» Goal
Repeat each entry as written, dropping any picture you find.

------------------------------------------------

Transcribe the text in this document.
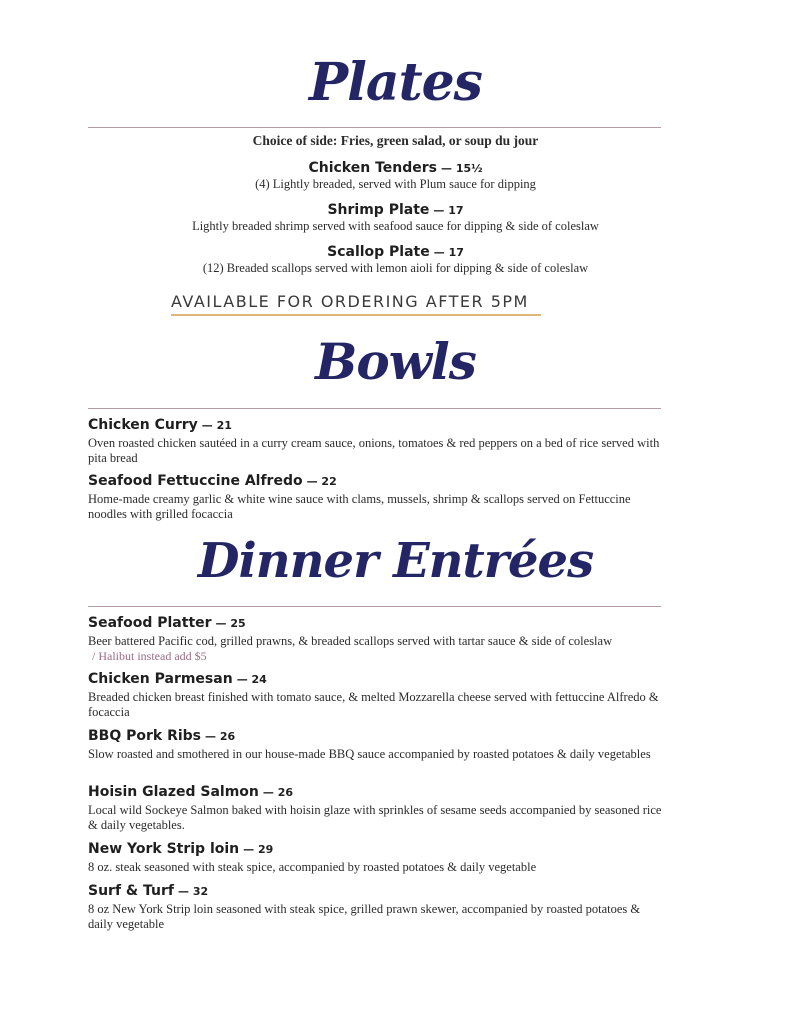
Plates
Choice of side: Fries, green salad, or soup du jour
Chicken Tenders — 15½
(4) Lightly breaded, served with Plum sauce for dipping
Shrimp Plate — 17
Lightly breaded shrimp served with seafood sauce for dipping & side of coleslaw
Scallop Plate — 17
(12) Breaded scallops served with lemon aioli for dipping & side of coleslaw
AVAILABLE FOR ORDERING AFTER 5PM
Bowls
Chicken Curry — 21
Oven roasted chicken sautéed in a curry cream sauce, onions, tomatoes & red peppers on a bed of rice served with pita bread
Seafood Fettuccine Alfredo — 22
Home-made creamy garlic & white wine sauce with clams, mussels, shrimp & scallops served on Fettuccine noodles with grilled focaccia
Dinner Entrées
Seafood Platter — 25
Beer battered Pacific cod, grilled prawns, & breaded scallops served with tartar sauce & side of coleslaw
/ Halibut instead add $5
Chicken Parmesan — 24
Breaded chicken breast finished with tomato sauce, & melted Mozzarella cheese served with fettuccine Alfredo & focaccia
BBQ Pork Ribs — 26
Slow roasted and smothered in our house-made BBQ sauce accompanied by roasted potatoes & daily vegetables
Hoisin Glazed Salmon — 26
Local wild Sockeye Salmon baked with hoisin glaze with sprinkles of sesame seeds accompanied by seasoned rice & daily vegetables.
New York Strip loin — 29
8 oz. steak seasoned with steak spice, accompanied by roasted potatoes & daily vegetable
Surf & Turf — 32
8 oz New York Strip loin seasoned with steak spice, grilled prawn skewer, accompanied by roasted potatoes & daily vegetable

------------------------------------------------

» Solution for this exercise
Transcribe the text in this document.
Plates
Choice of side: Fries, green salad, or soup du jour
Chicken Tenders — 15½
(4) Lightly breaded, served with Plum sauce for dipping
Shrimp Plate — 17
Lightly breaded shrimp served with seafood sauce for dipping & side of coleslaw
Scallop Plate — 17
(12) Breaded scallops served with lemon aioli for dipping & side of coleslaw
AVAILABLE FOR ORDERING AFTER 5PM
Bowls
Chicken Curry — 21
Oven roasted chicken sautéed in a curry cream sauce, onions, tomatoes & red peppers on a bed of rice served with pita bread
Seafood Fettuccine Alfredo — 22
Home-made creamy garlic & white wine sauce with clams, mussels, shrimp & scallops served on Fettuccine noodles with grilled focaccia
Dinner Entrées
Seafood Platter — 25
Beer battered Pacific cod, grilled prawns, & breaded scallops served with tartar sauce & side of coleslaw
/ Halibut instead add $5
Chicken Parmesan — 24
Breaded chicken breast finished with tomato sauce, & melted Mozzarella cheese served with fettuccine Alfredo & focaccia
BBQ Pork Ribs — 26
Slow roasted and smothered in our house-made BBQ sauce accompanied by roasted potatoes & daily vegetables
Hoisin Glazed Salmon — 26
Local wild Sockeye Salmon baked with hoisin glaze with sprinkles of sesame seeds accompanied by seasoned rice & daily vegetables.
New York Strip loin — 29
8 oz. steak seasoned with steak spice, accompanied by roasted potatoes & daily vegetable
Surf & Turf — 32
8 oz New York Strip loin seasoned with steak spice, grilled prawn skewer, accompanied by roasted potatoes & daily vegetable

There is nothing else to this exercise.